## [PROBLEM DETAILS]
The entries below are to be repeated exactly as they stand.

## [STORED ROWS]

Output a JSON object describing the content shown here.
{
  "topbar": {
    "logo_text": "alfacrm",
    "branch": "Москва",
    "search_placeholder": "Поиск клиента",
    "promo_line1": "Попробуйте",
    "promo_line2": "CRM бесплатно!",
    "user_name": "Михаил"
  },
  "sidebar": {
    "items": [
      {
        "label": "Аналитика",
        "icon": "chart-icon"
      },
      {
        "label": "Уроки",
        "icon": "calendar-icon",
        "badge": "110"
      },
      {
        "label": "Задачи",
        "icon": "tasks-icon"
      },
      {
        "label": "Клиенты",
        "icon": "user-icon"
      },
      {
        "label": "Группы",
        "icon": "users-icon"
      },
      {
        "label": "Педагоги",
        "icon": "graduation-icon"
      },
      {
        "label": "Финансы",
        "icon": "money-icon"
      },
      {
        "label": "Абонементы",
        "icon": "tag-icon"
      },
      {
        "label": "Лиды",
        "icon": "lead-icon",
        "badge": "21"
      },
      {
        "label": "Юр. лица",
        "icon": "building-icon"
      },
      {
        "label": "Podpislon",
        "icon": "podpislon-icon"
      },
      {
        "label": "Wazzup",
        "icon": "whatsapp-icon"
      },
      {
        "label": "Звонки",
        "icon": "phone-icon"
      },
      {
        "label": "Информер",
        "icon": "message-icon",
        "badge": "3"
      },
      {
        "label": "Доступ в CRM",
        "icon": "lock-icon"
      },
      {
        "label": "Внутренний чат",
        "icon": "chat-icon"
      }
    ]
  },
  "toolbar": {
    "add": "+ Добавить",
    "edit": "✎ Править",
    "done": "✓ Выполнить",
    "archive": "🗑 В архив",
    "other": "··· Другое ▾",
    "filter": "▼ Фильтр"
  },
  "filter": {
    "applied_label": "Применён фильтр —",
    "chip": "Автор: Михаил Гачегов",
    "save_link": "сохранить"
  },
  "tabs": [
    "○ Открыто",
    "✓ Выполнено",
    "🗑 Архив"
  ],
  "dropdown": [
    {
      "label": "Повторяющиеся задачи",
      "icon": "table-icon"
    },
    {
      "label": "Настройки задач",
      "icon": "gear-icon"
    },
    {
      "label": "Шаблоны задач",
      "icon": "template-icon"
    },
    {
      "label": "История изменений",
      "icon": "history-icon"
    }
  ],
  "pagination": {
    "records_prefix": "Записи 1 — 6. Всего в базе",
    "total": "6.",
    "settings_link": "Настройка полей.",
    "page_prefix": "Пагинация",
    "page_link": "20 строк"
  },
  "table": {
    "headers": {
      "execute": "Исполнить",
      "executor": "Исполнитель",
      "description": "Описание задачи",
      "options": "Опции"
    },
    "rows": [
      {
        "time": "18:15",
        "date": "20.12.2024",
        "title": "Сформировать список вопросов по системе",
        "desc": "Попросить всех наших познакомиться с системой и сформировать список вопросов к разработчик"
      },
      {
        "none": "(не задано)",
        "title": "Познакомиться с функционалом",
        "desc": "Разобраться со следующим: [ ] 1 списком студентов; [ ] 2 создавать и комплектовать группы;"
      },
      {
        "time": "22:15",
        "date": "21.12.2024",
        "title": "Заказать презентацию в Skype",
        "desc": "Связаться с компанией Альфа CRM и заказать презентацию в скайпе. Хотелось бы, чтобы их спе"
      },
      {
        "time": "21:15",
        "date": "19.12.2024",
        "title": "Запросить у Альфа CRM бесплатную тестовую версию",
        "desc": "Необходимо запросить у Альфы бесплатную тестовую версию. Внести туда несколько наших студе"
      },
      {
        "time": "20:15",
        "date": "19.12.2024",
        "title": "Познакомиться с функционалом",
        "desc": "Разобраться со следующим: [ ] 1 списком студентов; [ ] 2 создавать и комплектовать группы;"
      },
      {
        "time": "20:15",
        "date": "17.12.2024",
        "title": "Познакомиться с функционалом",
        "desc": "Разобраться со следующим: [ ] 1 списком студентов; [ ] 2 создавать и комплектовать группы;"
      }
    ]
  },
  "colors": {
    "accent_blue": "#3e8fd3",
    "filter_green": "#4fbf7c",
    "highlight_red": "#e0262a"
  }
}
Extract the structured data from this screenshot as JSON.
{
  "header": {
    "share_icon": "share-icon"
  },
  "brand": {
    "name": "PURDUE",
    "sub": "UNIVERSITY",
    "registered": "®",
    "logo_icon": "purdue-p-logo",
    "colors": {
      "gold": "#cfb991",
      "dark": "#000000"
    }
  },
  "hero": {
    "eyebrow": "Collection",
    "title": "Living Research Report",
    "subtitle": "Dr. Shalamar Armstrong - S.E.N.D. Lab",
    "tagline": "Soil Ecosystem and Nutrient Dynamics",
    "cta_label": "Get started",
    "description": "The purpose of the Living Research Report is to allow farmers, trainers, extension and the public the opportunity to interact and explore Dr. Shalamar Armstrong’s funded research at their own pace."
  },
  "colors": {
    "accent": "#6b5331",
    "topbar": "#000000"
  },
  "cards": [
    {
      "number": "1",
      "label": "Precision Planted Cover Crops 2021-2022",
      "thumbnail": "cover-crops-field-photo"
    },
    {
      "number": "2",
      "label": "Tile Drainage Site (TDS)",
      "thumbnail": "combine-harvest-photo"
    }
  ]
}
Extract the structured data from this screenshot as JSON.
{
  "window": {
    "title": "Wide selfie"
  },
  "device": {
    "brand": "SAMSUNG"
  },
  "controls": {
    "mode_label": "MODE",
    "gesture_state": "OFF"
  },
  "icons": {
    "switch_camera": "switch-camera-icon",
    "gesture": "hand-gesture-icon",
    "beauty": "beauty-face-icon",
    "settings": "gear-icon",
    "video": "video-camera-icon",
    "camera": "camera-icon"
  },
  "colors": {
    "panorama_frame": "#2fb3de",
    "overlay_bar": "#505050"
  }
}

## [REPLY TO THE TASK]
Output a JSON object describing the content shown here.
{
  "topbar": {
    "logo_text": "alfacrm",
    "branch": "Москва",
    "search_placeholder": "Поиск клиента",
    "promo_line1": "Попробуйте",
    "promo_line2": "CRM бесплатно!",
    "user_name": "Михаил"
  },
  "sidebar": {
    "items": [
      {
        "label": "Аналитика",
        "icon": "chart-icon"
      },
      {
        "label": "Уроки",
        "icon": "calendar-icon",
        "badge": "110"
      },
      {
        "label": "Задачи",
        "icon": "tasks-icon"
      },
      {
        "label": "Клиенты",
        "icon": "user-icon"
      },
      {
        "label": "Группы",
        "icon": "users-icon"
      },
      {
        "label": "Педагоги",
        "icon": "graduation-icon"
      },
      {
        "label": "Финансы",
        "icon": "money-icon"
      },
      {
        "label": "Абонементы",
        "icon": "tag-icon"
      },
      {
        "label": "Лиды",
        "icon": "lead-icon",
        "badge": "21"
      },
      {
        "label": "Юр. лица",
        "icon": "building-icon"
      },
      {
        "label": "Podpislon",
        "icon": "podpislon-icon"
      },
      {
        "label": "Wazzup",
        "icon": "whatsapp-icon"
      },
      {
        "label": "Звонки",
        "icon": "phone-icon"
      },
      {
        "label": "Информер",
        "icon": "message-icon",
        "badge": "3"
      },
      {
        "label": "Доступ в CRM",
        "icon": "lock-icon"
      },
      {
        "label": "Внутренний чат",
        "icon": "chat-icon"
      }
    ]
  },
  "toolbar": {
    "add": "+ Добавить",
    "edit": "✎ Править",
    "done": "✓ Выполнить",
    "archive": "🗑 В архив",
    "other": "··· Другое ▾",
    "filter": "▼ Фильтр"
  },
  "filter": {
    "applied_label": "Применён фильтр —",
    "chip": "Автор: Михаил Гачегов",
    "save_link": "сохранить"
  },
  "tabs": [
    "○ Открыто",
    "✓ Выполнено",
    "🗑 Архив"
  ],
  "dropdown": [
    {
      "label": "Повторяющиеся задачи",
      "icon": "table-icon"
    },
    {
      "label": "Настройки задач",
      "icon": "gear-icon"
    },
    {
      "label": "Шаблоны задач",
      "icon": "template-icon"
    },
    {
      "label": "История изменений",
      "icon": "history-icon"
    }
  ],
  "pagination": {
    "records_prefix": "Записи 1 — 6. Всего в базе",
    "total": "6.",
    "settings_link": "Настройка полей.",
    "page_prefix": "Пагинация",
    "page_link": "20 строк"
  },
  "table": {
    "headers": {
      "execute": "Исполнить",
      "executor": "Исполнитель",
      "description": "Описание задачи",
      "options": "Опции"
    },
    "rows": [
      {
        "time": "18:15",
        "date": "20.12.2024",
        "title": "Сформировать список вопросов по системе",
        "desc": "Попросить всех наших познакомиться с системой и сформировать список вопросов к разработчик"
      },
      {
        "none": "(не задано)",
        "title": "Познакомиться с функционалом",
        "desc": "Разобраться со следующим: [ ] 1 списком студентов; [ ] 2 создавать и комплектовать группы;"
      },
      {
        "time": "22:15",
        "date": "21.12.2024",
        "title": "Заказать презентацию в Skype",
        "desc": "Связаться с компанией Альфа CRM и заказать презентацию в скайпе. Хотелось бы, чтобы их спе"
      },
      {
        "time": "21:15",
        "date": "19.12.2024",
        "title": "Запросить у Альфа CRM бесплатную тестовую версию",
        "desc": "Необходимо запросить у Альфы бесплатную тестовую версию. Внести туда несколько наших студе"
      },
      {
        "time": "20:15",
        "date": "19.12.2024",
        "title": "Познакомиться с функционалом",
        "desc": "Разобраться со следующим: [ ] 1 списком студентов; [ ] 2 создавать и комплектовать группы;"
      },
      {
        "time": "20:15",
        "date": "17.12.2024",
        "title": "Познакомиться с функционалом",
        "desc": "Разобраться со следующим: [ ] 1 списком студентов; [ ] 2 создавать и комплектовать группы;"
      }
    ]
  },
  "colors": {
    "accent_blue": "#3e8fd3",
    "filter_green": "#4fbf7c",
    "highlight_red": "#e0262a"
  }
}
Extract the structured data from this screenshot as JSON.
{
  "header": {
    "share_icon": "share-icon"
  },
  "brand": {
    "name": "PURDUE",
    "sub": "UNIVERSITY",
    "registered": "®",
    "logo_icon": "purdue-p-logo",
    "colors": {
      "gold": "#cfb991",
      "dark": "#000000"
    }
  },
  "hero": {
    "eyebrow": "Collection",
    "title": "Living Research Report",
    "subtitle": "Dr. Shalamar Armstrong - S.E.N.D. Lab",
    "tagline": "Soil Ecosystem and Nutrient Dynamics",
    "cta_label": "Get started",
    "description": "The purpose of the Living Research Report is to allow farmers, trainers, extension and the public the opportunity to interact and explore Dr. Shalamar Armstrong’s funded research at their own pace."
  },
  "colors": {
    "accent": "#6b5331",
    "topbar": "#000000"
  },
  "cards": [
    {
      "number": "1",
      "label": "Precision Planted Cover Crops 2021-2022",
      "thumbnail": "cover-crops-field-photo"
    },
    {
      "number": "2",
      "label": "Tile Drainage Site (TDS)",
      "thumbnail": "combine-harvest-photo"
    }
  ]
}
Extract the structured data from this screenshot as JSON.
{
  "window": {
    "title": "Wide selfie"
  },
  "device": {
    "brand": "SAMSUNG"
  },
  "controls": {
    "mode_label": "MODE",
    "gesture_state": "OFF"
  },
  "icons": {
    "switch_camera": "switch-camera-icon",
    "gesture": "hand-gesture-icon",
    "beauty": "beauty-face-icon",
    "settings": "gear-icon",
    "video": "video-camera-icon",
    "camera": "camera-icon"
  },
  "colors": {
    "panorama_frame": "#2fb3de",
    "overlay_bar": "#505050"
  }
}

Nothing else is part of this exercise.